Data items
▬▬▬▬▬▬▬▬▬▬
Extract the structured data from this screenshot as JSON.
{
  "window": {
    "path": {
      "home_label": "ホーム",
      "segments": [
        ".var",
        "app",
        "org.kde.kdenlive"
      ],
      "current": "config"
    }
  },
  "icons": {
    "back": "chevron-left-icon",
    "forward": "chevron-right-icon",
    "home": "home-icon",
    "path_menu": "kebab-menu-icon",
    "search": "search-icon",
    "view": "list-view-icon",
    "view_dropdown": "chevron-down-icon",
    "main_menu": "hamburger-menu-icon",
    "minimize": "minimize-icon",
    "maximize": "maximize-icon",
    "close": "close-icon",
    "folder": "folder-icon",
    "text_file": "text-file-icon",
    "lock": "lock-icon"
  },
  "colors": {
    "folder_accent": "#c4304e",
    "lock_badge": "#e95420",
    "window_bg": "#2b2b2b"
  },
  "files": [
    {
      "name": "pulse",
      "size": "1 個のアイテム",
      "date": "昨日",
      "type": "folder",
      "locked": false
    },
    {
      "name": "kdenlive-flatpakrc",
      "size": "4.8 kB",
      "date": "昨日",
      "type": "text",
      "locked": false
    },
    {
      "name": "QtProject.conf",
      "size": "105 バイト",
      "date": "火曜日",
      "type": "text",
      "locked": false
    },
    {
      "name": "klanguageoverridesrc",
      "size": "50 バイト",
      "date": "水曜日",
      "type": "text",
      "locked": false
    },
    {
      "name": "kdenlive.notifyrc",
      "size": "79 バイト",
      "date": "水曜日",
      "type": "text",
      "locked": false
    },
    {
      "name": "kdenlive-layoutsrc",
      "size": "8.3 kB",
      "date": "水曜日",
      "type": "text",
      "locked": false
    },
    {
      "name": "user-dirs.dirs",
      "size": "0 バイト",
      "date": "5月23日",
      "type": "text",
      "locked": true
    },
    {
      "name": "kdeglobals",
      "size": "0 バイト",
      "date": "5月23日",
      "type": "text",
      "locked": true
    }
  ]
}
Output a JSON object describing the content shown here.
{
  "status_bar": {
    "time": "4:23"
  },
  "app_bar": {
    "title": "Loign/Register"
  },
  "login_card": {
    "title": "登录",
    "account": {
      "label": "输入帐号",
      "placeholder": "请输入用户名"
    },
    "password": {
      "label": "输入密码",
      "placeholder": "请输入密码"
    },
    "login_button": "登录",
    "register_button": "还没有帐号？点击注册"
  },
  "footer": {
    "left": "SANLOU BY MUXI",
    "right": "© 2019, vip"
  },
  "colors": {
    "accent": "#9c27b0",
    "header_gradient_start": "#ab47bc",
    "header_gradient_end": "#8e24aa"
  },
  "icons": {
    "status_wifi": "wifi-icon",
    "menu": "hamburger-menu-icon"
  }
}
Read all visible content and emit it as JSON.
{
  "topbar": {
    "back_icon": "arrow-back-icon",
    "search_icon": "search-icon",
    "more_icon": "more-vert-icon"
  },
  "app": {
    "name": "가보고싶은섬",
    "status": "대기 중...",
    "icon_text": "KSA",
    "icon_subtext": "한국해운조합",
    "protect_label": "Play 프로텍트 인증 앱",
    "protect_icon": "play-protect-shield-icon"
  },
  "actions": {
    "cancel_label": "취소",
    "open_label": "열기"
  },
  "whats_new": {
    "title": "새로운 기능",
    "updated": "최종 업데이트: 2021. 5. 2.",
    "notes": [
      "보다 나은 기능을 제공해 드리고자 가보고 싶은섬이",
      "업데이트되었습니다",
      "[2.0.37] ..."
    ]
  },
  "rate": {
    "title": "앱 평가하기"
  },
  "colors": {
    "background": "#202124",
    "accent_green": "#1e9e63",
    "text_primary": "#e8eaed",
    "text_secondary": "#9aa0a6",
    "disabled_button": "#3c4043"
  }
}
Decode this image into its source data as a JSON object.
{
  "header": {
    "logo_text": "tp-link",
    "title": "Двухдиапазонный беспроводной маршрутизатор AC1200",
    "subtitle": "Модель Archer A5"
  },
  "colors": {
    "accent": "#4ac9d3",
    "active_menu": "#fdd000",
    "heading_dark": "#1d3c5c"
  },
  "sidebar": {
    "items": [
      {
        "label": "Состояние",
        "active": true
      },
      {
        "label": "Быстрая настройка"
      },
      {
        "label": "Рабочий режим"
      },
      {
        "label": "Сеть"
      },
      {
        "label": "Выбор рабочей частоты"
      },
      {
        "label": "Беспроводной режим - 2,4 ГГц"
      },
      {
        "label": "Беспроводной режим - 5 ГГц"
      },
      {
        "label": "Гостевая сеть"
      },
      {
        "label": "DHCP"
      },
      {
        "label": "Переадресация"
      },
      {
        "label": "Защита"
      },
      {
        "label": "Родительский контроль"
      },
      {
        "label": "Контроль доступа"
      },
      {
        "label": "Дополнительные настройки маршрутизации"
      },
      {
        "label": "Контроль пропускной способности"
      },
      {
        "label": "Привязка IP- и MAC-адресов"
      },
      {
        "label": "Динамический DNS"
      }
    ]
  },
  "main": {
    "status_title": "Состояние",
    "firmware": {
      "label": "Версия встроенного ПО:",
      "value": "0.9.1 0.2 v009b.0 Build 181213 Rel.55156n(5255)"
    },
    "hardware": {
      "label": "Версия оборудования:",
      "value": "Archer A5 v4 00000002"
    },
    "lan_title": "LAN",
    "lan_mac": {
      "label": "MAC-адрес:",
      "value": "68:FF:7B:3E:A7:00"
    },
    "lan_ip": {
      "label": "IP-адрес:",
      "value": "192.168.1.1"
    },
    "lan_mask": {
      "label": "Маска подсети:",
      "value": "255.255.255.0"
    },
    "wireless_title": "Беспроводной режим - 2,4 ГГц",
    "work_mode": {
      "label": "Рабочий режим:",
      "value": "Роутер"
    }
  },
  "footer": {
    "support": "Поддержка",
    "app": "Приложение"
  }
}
▬▬▬▬▬▬▬▬▬▬
**What this task involves:**
Select the lines that carry the string "hamburger" and copy them.

**Result:**
    "main_menu": "hamburger-menu-icon",
    "menu": "hamburger-menu-icon"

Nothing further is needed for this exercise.